■ GIVEN PROBLEM ■
Below are some records; work out how many of their lines contain "Michael" and give the number only.

■ SUPPLIED MATERIAL ■
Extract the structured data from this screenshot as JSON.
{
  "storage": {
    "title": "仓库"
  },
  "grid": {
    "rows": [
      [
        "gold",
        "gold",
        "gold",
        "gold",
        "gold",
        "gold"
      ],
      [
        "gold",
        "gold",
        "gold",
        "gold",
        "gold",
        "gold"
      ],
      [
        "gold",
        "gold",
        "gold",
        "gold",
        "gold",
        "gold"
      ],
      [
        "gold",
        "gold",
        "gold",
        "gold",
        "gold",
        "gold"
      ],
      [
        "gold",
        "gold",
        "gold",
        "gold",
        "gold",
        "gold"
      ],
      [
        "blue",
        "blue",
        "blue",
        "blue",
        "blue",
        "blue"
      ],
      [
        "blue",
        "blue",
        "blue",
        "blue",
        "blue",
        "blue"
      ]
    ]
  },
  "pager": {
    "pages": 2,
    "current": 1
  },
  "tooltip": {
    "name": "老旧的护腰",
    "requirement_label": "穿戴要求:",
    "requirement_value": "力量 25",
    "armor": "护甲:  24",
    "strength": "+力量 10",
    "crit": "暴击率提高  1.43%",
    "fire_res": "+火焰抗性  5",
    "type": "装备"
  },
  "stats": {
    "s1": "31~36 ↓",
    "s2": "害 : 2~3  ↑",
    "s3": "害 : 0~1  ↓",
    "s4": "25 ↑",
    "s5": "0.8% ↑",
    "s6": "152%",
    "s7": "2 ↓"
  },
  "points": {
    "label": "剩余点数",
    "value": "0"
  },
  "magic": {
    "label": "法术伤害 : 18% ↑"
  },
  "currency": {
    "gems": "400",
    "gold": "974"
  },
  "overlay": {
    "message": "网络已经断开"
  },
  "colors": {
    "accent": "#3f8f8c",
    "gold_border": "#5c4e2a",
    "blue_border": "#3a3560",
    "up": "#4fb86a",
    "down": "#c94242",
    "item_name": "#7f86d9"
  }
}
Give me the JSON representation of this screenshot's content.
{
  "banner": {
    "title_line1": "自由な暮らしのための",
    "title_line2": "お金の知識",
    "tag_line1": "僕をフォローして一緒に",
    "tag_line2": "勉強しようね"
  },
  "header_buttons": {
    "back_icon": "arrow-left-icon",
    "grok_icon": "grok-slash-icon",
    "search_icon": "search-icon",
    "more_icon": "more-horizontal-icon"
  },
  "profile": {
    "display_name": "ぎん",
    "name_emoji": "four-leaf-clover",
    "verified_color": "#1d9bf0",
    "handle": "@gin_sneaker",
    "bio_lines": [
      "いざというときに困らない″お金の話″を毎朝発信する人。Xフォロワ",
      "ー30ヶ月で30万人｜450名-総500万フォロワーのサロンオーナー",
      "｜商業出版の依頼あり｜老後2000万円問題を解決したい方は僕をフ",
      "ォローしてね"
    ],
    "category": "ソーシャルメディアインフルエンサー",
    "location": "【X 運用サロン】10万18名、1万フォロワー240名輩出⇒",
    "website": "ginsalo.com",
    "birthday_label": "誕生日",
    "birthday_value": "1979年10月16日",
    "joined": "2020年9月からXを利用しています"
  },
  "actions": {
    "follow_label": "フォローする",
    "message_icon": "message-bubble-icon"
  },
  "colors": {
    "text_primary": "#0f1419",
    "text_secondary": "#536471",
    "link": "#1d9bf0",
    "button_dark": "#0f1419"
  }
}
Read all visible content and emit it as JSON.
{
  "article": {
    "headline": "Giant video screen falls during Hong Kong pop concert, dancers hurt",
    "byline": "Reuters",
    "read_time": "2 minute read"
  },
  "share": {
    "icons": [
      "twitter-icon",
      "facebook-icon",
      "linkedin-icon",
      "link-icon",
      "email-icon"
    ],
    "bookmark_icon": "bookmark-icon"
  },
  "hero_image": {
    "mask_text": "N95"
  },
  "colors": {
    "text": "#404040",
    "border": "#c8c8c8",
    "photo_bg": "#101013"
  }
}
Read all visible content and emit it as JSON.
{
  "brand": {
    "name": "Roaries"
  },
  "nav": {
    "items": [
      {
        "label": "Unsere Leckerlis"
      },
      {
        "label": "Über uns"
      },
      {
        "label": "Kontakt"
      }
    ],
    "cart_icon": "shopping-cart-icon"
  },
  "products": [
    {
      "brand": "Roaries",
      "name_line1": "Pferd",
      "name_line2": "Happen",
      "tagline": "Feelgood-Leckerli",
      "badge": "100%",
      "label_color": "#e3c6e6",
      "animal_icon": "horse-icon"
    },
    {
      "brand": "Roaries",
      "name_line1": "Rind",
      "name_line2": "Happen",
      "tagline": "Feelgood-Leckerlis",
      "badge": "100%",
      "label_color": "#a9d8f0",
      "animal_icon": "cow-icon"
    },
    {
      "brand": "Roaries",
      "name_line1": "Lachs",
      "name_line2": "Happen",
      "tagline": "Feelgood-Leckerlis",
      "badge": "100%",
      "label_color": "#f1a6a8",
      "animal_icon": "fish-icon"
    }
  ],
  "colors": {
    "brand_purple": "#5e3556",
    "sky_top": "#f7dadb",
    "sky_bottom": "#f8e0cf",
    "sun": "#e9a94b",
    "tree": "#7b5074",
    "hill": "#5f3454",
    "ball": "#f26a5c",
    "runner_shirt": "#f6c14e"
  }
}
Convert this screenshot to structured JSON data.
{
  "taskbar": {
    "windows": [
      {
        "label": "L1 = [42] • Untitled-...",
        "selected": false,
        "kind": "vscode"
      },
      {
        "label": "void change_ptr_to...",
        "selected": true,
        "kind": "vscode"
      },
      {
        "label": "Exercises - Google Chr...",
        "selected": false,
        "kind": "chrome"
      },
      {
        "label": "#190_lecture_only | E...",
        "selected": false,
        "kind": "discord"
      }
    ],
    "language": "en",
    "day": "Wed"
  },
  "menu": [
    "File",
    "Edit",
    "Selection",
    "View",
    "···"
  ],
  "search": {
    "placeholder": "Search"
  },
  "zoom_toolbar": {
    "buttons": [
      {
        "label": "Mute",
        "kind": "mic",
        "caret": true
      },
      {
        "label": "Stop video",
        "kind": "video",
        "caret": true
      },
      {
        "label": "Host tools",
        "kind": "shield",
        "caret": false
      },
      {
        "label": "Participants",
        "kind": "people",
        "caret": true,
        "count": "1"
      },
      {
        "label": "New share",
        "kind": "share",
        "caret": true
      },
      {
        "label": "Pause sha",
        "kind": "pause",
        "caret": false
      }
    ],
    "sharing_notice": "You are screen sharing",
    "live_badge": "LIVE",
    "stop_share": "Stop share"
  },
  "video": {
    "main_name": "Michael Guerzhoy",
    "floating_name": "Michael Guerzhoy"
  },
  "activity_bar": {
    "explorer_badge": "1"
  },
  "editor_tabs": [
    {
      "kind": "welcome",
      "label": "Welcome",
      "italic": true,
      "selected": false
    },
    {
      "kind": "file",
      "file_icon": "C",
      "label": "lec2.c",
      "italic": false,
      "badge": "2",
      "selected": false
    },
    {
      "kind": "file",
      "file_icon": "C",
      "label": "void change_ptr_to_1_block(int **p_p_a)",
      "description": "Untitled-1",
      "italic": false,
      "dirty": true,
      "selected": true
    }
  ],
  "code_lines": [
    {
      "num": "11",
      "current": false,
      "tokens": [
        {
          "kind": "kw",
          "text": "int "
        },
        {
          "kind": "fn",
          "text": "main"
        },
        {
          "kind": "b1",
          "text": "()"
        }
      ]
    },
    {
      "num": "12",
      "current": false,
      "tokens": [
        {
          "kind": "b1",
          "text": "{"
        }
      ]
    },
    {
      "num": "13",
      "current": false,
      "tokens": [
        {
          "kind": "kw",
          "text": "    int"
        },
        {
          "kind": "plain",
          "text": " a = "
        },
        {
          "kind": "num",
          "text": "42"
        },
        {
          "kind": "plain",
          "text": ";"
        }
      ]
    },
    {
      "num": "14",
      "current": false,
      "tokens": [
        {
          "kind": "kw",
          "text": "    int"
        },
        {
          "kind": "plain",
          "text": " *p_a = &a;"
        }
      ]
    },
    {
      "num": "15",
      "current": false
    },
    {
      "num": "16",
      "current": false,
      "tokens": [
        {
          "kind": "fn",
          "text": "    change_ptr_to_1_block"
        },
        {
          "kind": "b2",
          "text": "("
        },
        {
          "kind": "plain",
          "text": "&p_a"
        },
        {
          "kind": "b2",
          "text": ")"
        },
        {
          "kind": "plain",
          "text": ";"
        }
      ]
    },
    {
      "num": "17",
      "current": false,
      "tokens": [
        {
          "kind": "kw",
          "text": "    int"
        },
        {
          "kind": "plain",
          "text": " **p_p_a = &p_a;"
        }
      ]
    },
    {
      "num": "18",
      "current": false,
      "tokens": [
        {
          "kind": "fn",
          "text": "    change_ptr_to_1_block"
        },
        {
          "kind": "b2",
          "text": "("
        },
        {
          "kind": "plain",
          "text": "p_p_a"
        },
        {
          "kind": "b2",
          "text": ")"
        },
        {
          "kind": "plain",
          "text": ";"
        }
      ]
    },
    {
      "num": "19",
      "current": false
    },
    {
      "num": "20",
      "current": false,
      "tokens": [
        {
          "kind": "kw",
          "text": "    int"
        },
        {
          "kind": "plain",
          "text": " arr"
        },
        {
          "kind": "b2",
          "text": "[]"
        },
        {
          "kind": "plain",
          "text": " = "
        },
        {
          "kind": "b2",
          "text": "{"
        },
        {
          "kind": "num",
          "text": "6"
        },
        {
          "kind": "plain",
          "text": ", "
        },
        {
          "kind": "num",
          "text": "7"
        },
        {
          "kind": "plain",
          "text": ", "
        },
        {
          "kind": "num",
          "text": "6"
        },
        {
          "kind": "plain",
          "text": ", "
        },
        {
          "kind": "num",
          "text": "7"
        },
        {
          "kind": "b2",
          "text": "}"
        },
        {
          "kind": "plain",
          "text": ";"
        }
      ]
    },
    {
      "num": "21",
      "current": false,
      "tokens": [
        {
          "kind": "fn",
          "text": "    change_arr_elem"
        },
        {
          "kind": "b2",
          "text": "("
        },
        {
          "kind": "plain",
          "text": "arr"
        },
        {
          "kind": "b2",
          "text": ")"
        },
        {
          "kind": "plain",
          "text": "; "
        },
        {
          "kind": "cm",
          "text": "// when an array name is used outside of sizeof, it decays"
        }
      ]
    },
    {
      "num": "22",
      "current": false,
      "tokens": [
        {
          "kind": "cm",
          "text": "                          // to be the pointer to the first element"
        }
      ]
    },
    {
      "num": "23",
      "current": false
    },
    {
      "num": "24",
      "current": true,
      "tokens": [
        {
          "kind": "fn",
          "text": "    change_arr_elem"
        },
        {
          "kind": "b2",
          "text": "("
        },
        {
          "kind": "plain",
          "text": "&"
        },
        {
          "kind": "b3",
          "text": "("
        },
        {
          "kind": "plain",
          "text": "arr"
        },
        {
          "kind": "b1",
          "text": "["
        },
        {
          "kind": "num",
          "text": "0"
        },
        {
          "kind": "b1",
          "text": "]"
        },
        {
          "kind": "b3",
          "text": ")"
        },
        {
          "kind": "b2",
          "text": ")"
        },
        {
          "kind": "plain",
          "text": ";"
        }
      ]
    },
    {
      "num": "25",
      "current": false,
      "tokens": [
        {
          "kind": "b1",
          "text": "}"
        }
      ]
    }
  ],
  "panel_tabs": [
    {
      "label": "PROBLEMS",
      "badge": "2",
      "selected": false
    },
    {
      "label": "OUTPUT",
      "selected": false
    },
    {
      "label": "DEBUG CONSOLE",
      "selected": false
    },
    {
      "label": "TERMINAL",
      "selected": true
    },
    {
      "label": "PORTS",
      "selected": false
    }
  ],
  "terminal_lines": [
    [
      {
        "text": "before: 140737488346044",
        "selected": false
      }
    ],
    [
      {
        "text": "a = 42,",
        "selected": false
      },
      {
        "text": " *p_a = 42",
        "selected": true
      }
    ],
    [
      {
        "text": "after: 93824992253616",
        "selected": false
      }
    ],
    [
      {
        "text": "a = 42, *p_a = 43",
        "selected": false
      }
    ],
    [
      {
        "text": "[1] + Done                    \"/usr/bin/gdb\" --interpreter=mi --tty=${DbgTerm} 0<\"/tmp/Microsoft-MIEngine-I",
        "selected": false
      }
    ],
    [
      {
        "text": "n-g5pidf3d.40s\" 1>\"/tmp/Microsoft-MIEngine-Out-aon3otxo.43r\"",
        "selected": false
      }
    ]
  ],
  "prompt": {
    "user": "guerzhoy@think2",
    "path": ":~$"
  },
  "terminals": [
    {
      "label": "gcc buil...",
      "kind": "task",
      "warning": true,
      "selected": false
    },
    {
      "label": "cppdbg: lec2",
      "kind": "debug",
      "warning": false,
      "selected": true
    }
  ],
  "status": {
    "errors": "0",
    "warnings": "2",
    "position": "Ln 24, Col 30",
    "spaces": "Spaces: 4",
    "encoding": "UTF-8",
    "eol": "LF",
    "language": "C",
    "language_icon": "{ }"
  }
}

■ FULL OUTPUT ■
2